──────── RECORDS FOR PROCESSING ────────

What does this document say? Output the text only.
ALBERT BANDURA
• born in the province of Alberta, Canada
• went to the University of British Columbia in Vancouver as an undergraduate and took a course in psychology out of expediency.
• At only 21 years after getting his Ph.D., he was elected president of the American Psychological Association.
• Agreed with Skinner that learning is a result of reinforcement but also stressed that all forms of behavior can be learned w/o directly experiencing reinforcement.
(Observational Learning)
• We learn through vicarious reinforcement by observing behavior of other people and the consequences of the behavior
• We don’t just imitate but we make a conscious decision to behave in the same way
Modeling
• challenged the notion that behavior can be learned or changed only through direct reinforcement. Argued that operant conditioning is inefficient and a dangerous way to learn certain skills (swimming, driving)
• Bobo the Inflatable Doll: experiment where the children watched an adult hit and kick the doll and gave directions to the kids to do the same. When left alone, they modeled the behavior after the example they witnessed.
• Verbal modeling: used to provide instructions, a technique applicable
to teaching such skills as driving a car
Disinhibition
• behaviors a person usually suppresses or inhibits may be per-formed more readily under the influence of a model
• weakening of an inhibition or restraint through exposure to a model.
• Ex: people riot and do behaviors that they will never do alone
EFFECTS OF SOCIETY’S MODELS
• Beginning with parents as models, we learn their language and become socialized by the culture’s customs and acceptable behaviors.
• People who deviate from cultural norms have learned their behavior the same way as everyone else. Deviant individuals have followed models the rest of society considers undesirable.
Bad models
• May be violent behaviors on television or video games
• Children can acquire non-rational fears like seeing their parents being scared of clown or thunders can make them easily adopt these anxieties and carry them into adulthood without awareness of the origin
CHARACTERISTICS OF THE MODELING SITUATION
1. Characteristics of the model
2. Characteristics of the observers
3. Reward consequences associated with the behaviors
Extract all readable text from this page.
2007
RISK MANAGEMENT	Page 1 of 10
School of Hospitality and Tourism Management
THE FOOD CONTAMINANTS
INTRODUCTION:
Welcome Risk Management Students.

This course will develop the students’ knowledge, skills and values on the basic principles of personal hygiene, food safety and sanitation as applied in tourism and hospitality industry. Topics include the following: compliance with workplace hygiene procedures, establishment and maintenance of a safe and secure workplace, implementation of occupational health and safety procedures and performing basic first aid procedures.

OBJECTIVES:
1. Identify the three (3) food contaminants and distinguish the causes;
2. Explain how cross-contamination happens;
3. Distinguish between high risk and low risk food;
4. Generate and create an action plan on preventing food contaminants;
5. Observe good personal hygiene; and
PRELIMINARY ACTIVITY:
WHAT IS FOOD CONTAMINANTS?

────────

- WORK REQUIRED: Exact copies of all the records are required.

- FINAL RESULT:
What does this document say? Output the text only.
ALBERT BANDURA
• born in the province of Alberta, Canada
• went to the University of British Columbia in Vancouver as an undergraduate and took a course in psychology out of expediency.
• At only 21 years after getting his Ph.D., he was elected president of the American Psychological Association.
• Agreed with Skinner that learning is a result of reinforcement but also stressed that all forms of behavior can be learned w/o directly experiencing reinforcement.
(Observational Learning)
• We learn through vicarious reinforcement by observing behavior of other people and the consequences of the behavior
• We don’t just imitate but we make a conscious decision to behave in the same way
Modeling
• challenged the notion that behavior can be learned or changed only through direct reinforcement. Argued that operant conditioning is inefficient and a dangerous way to learn certain skills (swimming, driving)
• Bobo the Inflatable Doll: experiment where the children watched an adult hit and kick the doll and gave directions to the kids to do the same. When left alone, they modeled the behavior after the example they witnessed.
• Verbal modeling: used to provide instructions, a technique applicable
to teaching such skills as driving a car
Disinhibition
• behaviors a person usually suppresses or inhibits may be per-formed more readily under the influence of a model
• weakening of an inhibition or restraint through exposure to a model.
• Ex: people riot and do behaviors that they will never do alone
EFFECTS OF SOCIETY’S MODELS
• Beginning with parents as models, we learn their language and become socialized by the culture’s customs and acceptable behaviors.
• People who deviate from cultural norms have learned their behavior the same way as everyone else. Deviant individuals have followed models the rest of society considers undesirable.
Bad models
• May be violent behaviors on television or video games
• Children can acquire non-rational fears like seeing their parents being scared of clown or thunders can make them easily adopt these anxieties and carry them into adulthood without awareness of the origin
CHARACTERISTICS OF THE MODELING SITUATION
1. Characteristics of the model
2. Characteristics of the observers
3. Reward consequences associated with the behaviors
Extract all readable text from this page.
2007
RISK MANAGEMENT	Page 1 of 10
School of Hospitality and Tourism Management
THE FOOD CONTAMINANTS
INTRODUCTION:
Welcome Risk Management Students.

This course will develop the students’ knowledge, skills and values on the basic principles of personal hygiene, food safety and sanitation as applied in tourism and hospitality industry. Topics include the following: compliance with workplace hygiene procedures, establishment and maintenance of a safe and secure workplace, implementation of occupational health and safety procedures and performing basic first aid procedures.

OBJECTIVES:
1. Identify the three (3) food contaminants and distinguish the causes;
2. Explain how cross-contamination happens;
3. Distinguish between high risk and low risk food;
4. Generate and create an action plan on preventing food contaminants;
5. Observe good personal hygiene; and
PRELIMINARY ACTIVITY:
WHAT IS FOOD CONTAMINANTS?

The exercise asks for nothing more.